■ YOUR GOAL
Scan the data below and pick out the lines containing the word "الثالثة".

Records contained in a dataset:

▼

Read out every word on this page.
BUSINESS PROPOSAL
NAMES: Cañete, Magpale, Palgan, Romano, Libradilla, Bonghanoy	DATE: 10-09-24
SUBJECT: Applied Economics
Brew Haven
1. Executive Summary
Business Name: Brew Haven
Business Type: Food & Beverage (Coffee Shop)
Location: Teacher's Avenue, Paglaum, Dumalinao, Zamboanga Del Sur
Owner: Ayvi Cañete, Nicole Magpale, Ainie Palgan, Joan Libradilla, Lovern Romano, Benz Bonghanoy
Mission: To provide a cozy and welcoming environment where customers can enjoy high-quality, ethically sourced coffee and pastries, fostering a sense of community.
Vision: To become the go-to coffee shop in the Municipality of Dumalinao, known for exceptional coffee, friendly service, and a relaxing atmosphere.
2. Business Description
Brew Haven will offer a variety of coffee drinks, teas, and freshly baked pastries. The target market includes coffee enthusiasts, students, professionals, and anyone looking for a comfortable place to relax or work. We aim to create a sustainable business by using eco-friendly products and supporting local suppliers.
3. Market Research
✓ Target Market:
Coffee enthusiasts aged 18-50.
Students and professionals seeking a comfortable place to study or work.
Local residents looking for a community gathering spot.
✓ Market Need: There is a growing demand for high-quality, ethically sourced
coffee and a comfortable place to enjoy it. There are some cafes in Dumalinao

▲
▼

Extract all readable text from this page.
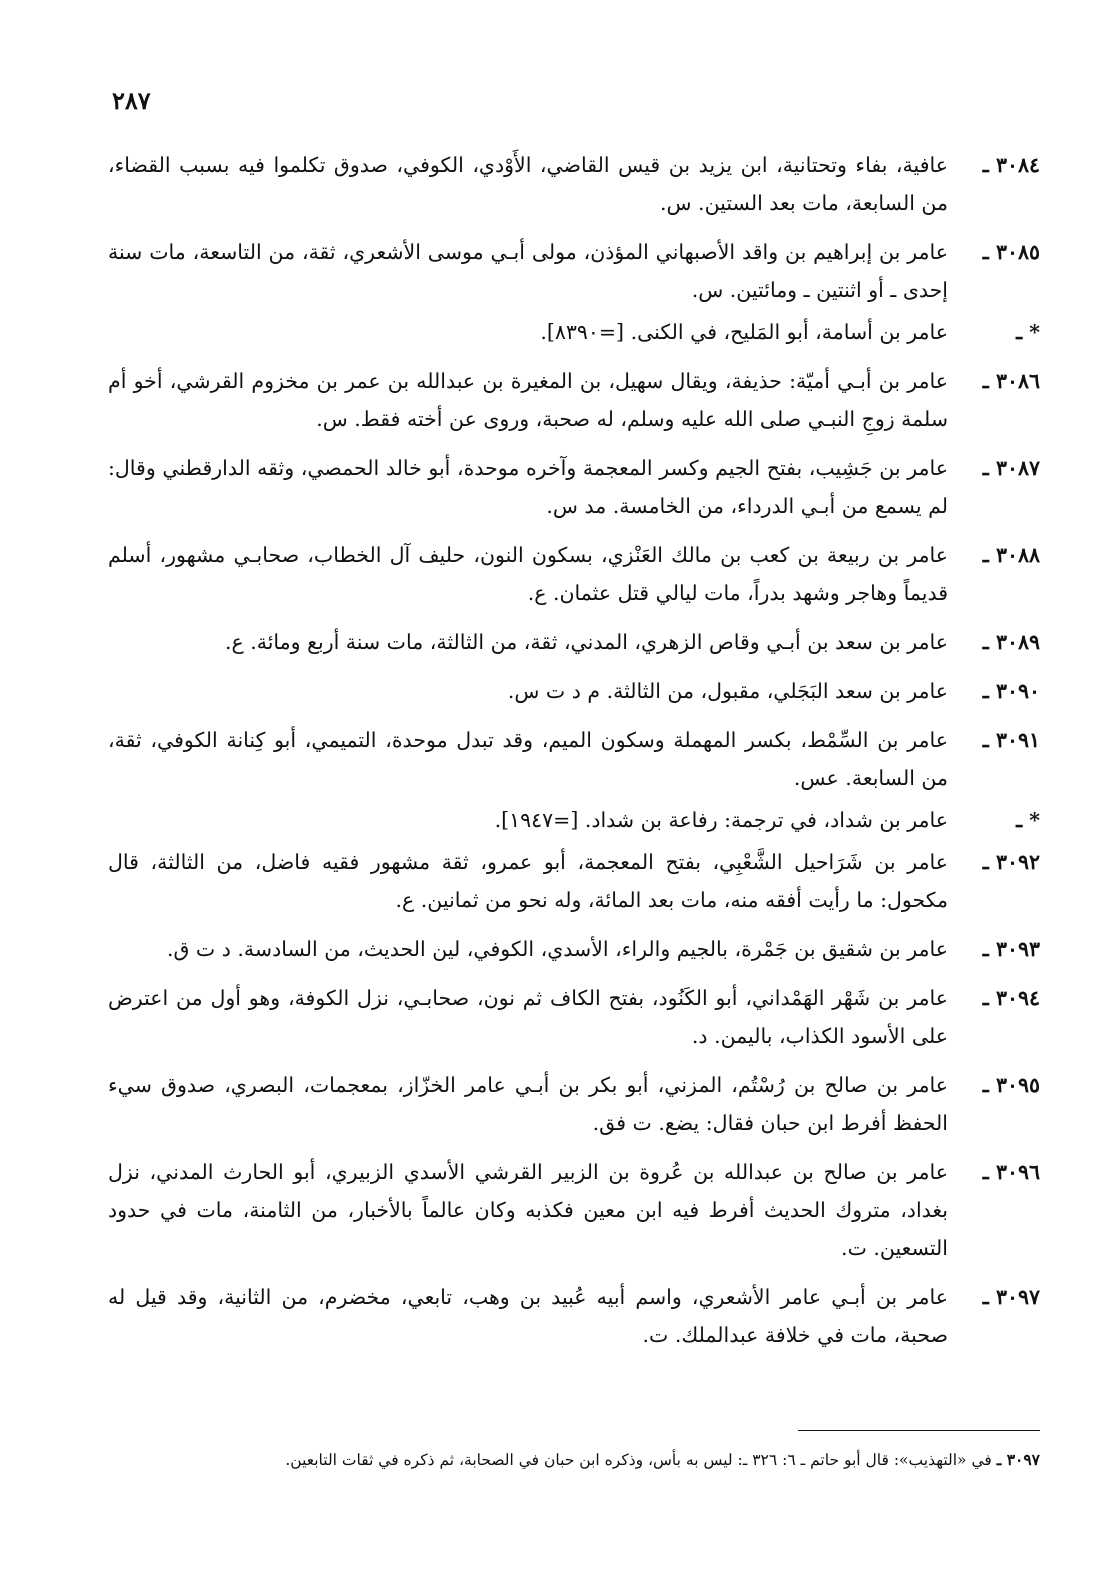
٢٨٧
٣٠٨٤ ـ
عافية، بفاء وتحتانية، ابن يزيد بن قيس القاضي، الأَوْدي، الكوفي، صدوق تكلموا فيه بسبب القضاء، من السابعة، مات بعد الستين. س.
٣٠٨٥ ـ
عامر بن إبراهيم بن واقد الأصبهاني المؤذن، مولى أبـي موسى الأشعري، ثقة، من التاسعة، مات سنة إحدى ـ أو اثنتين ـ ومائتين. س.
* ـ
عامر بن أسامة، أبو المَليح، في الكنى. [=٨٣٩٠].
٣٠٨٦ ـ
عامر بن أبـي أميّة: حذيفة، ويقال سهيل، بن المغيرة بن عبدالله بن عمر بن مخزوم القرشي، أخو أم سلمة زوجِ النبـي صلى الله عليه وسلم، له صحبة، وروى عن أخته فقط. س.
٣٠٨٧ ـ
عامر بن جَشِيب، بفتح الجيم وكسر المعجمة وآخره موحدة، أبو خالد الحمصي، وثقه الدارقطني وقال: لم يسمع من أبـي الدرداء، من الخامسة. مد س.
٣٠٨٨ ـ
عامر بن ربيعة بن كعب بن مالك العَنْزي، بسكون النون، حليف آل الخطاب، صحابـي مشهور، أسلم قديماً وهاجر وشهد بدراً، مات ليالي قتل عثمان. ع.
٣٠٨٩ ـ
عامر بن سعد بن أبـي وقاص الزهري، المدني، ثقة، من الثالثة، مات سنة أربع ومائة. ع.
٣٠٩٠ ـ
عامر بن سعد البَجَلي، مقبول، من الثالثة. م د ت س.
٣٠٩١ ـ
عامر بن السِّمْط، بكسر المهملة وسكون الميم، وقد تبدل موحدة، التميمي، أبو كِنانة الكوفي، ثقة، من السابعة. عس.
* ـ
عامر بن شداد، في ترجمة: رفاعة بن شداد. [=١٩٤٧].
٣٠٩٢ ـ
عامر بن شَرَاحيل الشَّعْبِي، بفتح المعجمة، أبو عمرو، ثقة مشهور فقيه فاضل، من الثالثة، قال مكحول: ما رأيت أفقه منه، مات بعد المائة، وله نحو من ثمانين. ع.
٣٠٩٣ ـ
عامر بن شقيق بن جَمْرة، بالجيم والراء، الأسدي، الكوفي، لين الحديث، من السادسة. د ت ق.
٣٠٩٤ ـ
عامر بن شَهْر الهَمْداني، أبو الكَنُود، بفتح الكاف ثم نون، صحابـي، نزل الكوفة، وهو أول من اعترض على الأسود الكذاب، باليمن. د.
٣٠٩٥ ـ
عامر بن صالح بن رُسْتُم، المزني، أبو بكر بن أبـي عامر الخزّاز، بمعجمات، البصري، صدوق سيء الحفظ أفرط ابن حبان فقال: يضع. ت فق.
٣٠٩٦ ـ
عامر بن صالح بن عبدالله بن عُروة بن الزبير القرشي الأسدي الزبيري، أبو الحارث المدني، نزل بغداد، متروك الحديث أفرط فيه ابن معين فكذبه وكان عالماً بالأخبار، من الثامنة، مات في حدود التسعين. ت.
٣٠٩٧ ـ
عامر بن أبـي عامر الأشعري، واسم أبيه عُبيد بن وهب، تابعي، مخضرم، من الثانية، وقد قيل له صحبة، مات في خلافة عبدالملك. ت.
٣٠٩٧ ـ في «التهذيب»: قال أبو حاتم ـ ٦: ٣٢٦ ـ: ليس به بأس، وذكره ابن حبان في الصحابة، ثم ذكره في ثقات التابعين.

▲

■ CORRECT RESULT
عامر بن سعد بن أبـي وقاص الزهري، المدني، ثقة، من الثالثة، مات سنة أربع ومائة. ع.
عامر بن سعد البَجَلي، مقبول، من الثالثة. م د ت س.
عامر بن شَرَاحيل الشَّعْبِي، بفتح المعجمة، أبو عمرو، ثقة مشهور فقيه فاضل، من الثالثة، قال مكحول: ما رأيت أفقه منه، مات بعد المائة، وله نحو من ثمانين. ع.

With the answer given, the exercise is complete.